• **Task material**
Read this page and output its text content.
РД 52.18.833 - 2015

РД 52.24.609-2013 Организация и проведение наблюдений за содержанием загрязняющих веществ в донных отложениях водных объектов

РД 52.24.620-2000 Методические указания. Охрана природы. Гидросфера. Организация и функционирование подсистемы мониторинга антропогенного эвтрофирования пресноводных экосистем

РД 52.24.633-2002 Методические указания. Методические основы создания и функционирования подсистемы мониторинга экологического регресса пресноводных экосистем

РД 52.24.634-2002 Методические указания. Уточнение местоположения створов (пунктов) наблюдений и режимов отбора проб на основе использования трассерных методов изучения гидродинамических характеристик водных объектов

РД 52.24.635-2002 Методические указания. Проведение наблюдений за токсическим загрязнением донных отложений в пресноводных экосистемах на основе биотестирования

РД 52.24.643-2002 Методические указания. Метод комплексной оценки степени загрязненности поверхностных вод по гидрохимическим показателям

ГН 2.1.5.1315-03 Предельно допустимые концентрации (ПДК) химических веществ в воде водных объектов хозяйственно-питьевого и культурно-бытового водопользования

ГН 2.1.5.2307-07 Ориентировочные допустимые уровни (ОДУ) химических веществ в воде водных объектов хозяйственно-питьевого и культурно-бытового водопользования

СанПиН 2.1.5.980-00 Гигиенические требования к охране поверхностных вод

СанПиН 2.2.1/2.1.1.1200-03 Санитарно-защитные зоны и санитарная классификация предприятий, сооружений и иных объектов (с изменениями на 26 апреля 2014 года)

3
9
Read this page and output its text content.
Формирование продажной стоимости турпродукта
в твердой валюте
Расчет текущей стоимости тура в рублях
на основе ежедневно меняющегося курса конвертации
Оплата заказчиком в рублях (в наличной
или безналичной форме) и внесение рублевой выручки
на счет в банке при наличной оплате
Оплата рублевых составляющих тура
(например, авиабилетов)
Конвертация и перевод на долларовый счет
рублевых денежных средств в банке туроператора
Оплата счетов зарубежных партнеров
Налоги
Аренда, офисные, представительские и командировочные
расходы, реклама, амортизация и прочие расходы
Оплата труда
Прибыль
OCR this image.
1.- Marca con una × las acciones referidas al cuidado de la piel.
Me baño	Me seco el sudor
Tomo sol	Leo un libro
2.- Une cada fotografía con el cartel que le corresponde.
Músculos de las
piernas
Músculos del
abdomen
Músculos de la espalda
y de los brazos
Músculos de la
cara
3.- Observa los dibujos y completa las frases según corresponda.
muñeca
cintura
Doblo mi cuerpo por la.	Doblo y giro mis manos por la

• **Aim**
Above are some records. Report the number of their lines that include "поверхностных", and add nothing else.

• **Completed exercise**
2